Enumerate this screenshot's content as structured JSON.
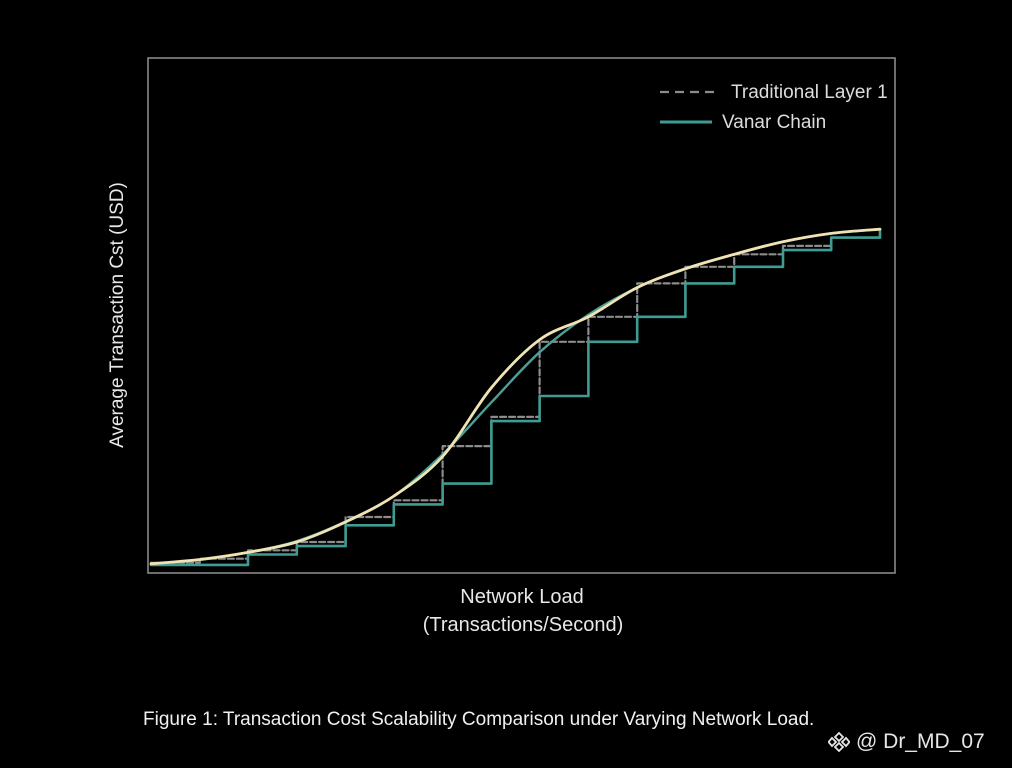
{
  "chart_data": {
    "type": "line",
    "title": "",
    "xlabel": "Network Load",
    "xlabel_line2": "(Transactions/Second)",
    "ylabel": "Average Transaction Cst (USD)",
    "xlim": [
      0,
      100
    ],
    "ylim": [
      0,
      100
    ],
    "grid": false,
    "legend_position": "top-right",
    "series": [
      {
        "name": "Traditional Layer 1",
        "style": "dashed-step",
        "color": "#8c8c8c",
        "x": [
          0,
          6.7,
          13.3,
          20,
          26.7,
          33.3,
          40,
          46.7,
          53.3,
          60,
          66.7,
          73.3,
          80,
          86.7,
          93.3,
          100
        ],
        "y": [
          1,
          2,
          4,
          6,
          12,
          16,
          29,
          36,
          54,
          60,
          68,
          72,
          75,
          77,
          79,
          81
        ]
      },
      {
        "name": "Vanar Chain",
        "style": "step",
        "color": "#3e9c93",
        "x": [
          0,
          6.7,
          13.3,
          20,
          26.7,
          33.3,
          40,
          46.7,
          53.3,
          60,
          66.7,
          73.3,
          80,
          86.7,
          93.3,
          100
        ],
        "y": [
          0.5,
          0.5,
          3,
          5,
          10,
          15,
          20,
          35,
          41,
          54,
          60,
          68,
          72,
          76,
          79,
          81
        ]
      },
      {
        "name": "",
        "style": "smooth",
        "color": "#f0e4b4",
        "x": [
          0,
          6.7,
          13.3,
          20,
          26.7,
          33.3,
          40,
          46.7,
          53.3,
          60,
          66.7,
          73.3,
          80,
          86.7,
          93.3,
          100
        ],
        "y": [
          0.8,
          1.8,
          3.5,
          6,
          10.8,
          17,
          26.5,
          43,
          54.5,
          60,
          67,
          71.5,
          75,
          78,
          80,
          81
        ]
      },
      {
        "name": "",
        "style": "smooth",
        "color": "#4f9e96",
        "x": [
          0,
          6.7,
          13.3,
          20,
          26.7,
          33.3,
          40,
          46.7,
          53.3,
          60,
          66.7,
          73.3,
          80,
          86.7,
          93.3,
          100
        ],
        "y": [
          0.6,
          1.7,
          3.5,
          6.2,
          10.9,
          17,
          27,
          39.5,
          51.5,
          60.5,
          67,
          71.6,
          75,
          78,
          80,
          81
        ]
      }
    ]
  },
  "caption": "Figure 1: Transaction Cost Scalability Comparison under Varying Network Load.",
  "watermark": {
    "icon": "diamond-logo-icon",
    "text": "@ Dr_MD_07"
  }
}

***

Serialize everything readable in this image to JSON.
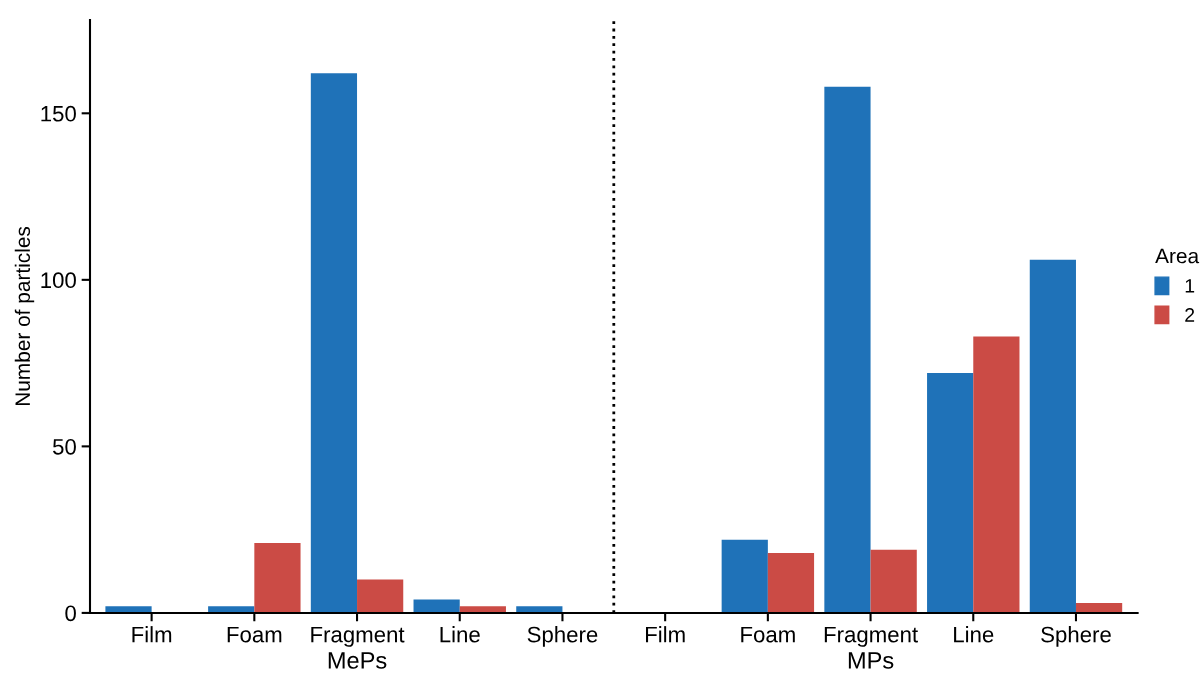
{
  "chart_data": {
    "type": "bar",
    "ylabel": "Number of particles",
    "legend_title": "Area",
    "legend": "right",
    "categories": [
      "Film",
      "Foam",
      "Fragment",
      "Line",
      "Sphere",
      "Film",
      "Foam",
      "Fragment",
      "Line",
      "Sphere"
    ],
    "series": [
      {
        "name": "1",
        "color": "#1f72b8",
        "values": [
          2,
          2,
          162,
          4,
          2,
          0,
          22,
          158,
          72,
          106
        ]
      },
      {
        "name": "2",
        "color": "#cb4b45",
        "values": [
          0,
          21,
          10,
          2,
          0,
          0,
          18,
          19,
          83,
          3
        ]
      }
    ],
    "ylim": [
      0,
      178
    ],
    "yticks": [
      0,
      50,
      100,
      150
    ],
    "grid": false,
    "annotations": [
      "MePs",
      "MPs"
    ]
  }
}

***

# YOUR GOAL
Look through the entries and work out how many lines have the word "ylabel" in them; reply with that number only.

# RESPONSE BELOW
2